— start of EXTRACTED RECORDS —

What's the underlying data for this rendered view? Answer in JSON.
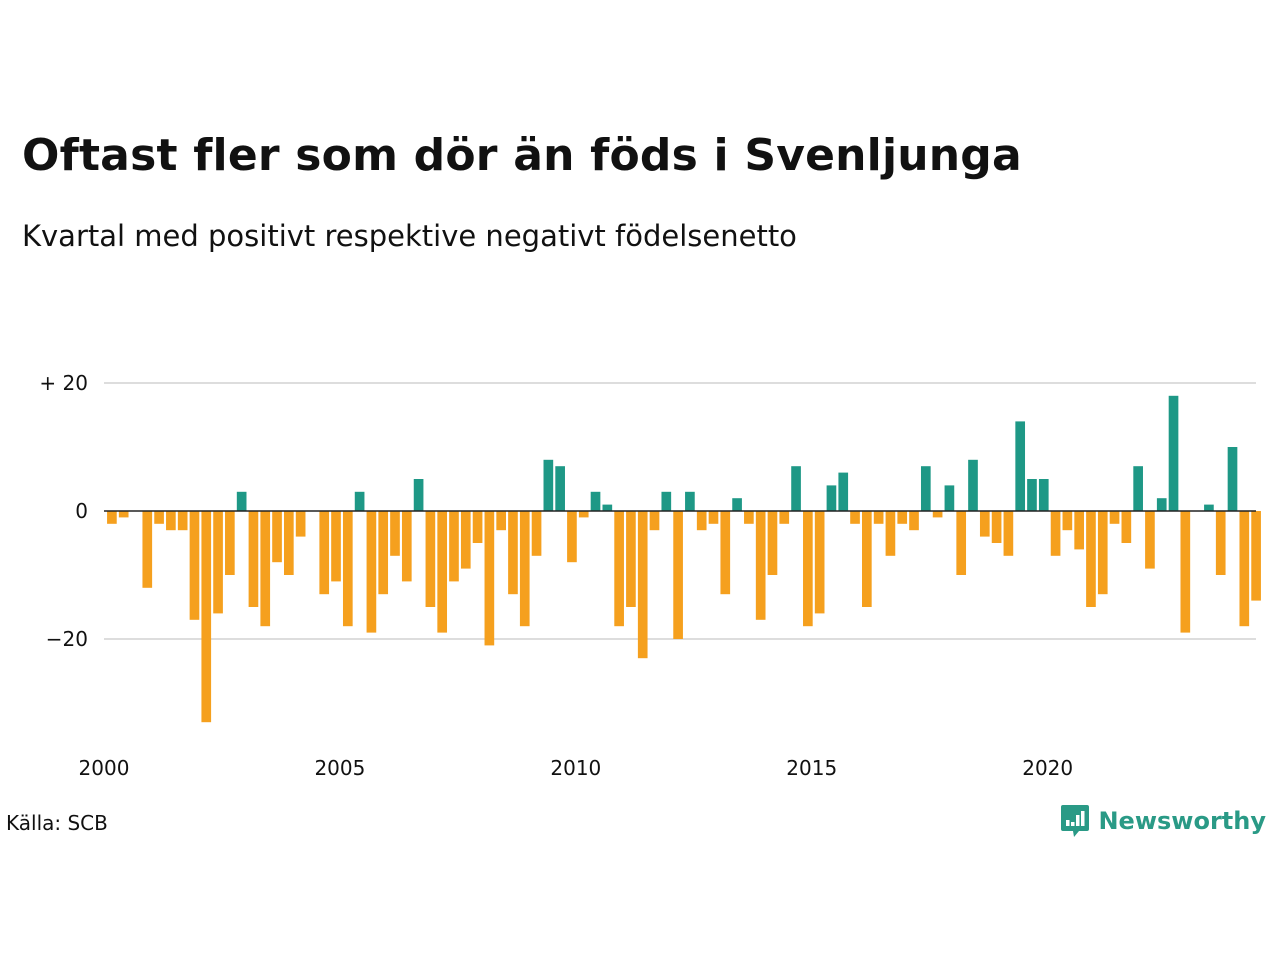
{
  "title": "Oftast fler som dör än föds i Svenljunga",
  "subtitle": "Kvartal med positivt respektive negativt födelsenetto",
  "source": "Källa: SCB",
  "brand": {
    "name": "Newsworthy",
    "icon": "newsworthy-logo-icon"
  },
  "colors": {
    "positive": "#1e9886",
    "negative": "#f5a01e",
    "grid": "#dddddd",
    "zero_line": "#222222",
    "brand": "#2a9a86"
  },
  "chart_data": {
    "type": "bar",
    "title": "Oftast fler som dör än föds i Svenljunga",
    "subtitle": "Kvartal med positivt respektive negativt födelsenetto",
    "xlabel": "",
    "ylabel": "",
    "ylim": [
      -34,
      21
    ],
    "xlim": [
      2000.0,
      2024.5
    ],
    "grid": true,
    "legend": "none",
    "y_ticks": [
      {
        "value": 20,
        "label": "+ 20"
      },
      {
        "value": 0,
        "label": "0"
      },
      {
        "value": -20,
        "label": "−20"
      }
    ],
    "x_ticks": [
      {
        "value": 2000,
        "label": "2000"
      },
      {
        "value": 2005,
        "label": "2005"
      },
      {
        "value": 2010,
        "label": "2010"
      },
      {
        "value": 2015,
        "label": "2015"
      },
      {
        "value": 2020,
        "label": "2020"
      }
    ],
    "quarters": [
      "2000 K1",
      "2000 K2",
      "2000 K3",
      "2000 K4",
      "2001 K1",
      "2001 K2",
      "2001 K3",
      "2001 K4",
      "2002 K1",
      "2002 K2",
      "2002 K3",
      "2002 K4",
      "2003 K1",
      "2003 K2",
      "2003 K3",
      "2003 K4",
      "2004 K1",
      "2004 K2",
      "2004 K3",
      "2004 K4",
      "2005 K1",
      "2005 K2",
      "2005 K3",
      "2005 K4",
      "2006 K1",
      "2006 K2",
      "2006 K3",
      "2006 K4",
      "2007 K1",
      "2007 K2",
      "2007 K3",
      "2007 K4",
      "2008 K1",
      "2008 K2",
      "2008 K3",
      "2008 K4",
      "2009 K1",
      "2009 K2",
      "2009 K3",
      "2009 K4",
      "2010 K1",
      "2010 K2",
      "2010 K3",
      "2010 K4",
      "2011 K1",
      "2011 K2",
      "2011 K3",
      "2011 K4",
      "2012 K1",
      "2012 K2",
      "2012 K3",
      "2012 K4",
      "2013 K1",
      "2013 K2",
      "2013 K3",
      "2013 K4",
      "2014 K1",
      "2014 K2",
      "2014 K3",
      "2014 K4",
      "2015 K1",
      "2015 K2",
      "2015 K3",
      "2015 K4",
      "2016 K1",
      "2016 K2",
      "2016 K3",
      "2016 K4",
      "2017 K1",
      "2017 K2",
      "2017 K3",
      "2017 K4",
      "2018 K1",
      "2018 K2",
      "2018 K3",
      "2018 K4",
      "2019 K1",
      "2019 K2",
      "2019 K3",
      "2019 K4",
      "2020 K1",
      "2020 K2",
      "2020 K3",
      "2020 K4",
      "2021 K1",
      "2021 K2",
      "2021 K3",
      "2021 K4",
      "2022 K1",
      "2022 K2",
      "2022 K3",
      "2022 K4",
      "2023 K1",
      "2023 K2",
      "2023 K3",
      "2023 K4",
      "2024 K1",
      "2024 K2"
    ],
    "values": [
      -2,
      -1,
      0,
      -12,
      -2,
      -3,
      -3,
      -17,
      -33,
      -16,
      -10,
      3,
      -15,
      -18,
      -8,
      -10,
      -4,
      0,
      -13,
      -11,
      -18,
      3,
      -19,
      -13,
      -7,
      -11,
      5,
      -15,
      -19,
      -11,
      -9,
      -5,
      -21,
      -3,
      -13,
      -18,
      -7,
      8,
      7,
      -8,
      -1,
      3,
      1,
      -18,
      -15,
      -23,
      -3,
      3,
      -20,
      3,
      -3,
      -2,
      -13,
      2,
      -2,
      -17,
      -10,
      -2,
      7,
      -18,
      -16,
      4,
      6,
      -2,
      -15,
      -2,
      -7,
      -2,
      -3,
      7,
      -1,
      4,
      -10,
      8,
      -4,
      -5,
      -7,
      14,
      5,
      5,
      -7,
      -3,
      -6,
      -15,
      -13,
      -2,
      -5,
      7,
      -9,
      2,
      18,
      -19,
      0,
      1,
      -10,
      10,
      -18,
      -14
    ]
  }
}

— end of EXTRACTED RECORDS —

#### TASK TO CARRY OUT:
Are you able to set down all the lines above exactly, without any pictures?

#### EXPECTED ANSWER:
What's the underlying data for this rendered view? Answer in JSON.
{
  "title": "Oftast fler som dör än föds i Svenljunga",
  "subtitle": "Kvartal med positivt respektive negativt födelsenetto",
  "source": "Källa: SCB",
  "brand": {
    "name": "Newsworthy",
    "icon": "newsworthy-logo-icon"
  },
  "colors": {
    "positive": "#1e9886",
    "negative": "#f5a01e",
    "grid": "#dddddd",
    "zero_line": "#222222",
    "brand": "#2a9a86"
  },
  "chart_data": {
    "type": "bar",
    "title": "Oftast fler som dör än föds i Svenljunga",
    "subtitle": "Kvartal med positivt respektive negativt födelsenetto",
    "xlabel": "",
    "ylabel": "",
    "ylim": [
      -34,
      21
    ],
    "xlim": [
      2000.0,
      2024.5
    ],
    "grid": true,
    "legend": "none",
    "y_ticks": [
      {
        "value": 20,
        "label": "+ 20"
      },
      {
        "value": 0,
        "label": "0"
      },
      {
        "value": -20,
        "label": "−20"
      }
    ],
    "x_ticks": [
      {
        "value": 2000,
        "label": "2000"
      },
      {
        "value": 2005,
        "label": "2005"
      },
      {
        "value": 2010,
        "label": "2010"
      },
      {
        "value": 2015,
        "label": "2015"
      },
      {
        "value": 2020,
        "label": "2020"
      }
    ],
    "quarters": [
      "2000 K1",
      "2000 K2",
      "2000 K3",
      "2000 K4",
      "2001 K1",
      "2001 K2",
      "2001 K3",
      "2001 K4",
      "2002 K1",
      "2002 K2",
      "2002 K3",
      "2002 K4",
      "2003 K1",
      "2003 K2",
      "2003 K3",
      "2003 K4",
      "2004 K1",
      "2004 K2",
      "2004 K3",
      "2004 K4",
      "2005 K1",
      "2005 K2",
      "2005 K3",
      "2005 K4",
      "2006 K1",
      "2006 K2",
      "2006 K3",
      "2006 K4",
      "2007 K1",
      "2007 K2",
      "2007 K3",
      "2007 K4",
      "2008 K1",
      "2008 K2",
      "2008 K3",
      "2008 K4",
      "2009 K1",
      "2009 K2",
      "2009 K3",
      "2009 K4",
      "2010 K1",
      "2010 K2",
      "2010 K3",
      "2010 K4",
      "2011 K1",
      "2011 K2",
      "2011 K3",
      "2011 K4",
      "2012 K1",
      "2012 K2",
      "2012 K3",
      "2012 K4",
      "2013 K1",
      "2013 K2",
      "2013 K3",
      "2013 K4",
      "2014 K1",
      "2014 K2",
      "2014 K3",
      "2014 K4",
      "2015 K1",
      "2015 K2",
      "2015 K3",
      "2015 K4",
      "2016 K1",
      "2016 K2",
      "2016 K3",
      "2016 K4",
      "2017 K1",
      "2017 K2",
      "2017 K3",
      "2017 K4",
      "2018 K1",
      "2018 K2",
      "2018 K3",
      "2018 K4",
      "2019 K1",
      "2019 K2",
      "2019 K3",
      "2019 K4",
      "2020 K1",
      "2020 K2",
      "2020 K3",
      "2020 K4",
      "2021 K1",
      "2021 K2",
      "2021 K3",
      "2021 K4",
      "2022 K1",
      "2022 K2",
      "2022 K3",
      "2022 K4",
      "2023 K1",
      "2023 K2",
      "2023 K3",
      "2023 K4",
      "2024 K1",
      "2024 K2"
    ],
    "values": [
      -2,
      -1,
      0,
      -12,
      -2,
      -3,
      -3,
      -17,
      -33,
      -16,
      -10,
      3,
      -15,
      -18,
      -8,
      -10,
      -4,
      0,
      -13,
      -11,
      -18,
      3,
      -19,
      -13,
      -7,
      -11,
      5,
      -15,
      -19,
      -11,
      -9,
      -5,
      -21,
      -3,
      -13,
      -18,
      -7,
      8,
      7,
      -8,
      -1,
      3,
      1,
      -18,
      -15,
      -23,
      -3,
      3,
      -20,
      3,
      -3,
      -2,
      -13,
      2,
      -2,
      -17,
      -10,
      -2,
      7,
      -18,
      -16,
      4,
      6,
      -2,
      -15,
      -2,
      -7,
      -2,
      -3,
      7,
      -1,
      4,
      -10,
      8,
      -4,
      -5,
      -7,
      14,
      5,
      5,
      -7,
      -3,
      -6,
      -15,
      -13,
      -2,
      -5,
      7,
      -9,
      2,
      18,
      -19,
      0,
      1,
      -10,
      10,
      -18,
      -14
    ]
  }
}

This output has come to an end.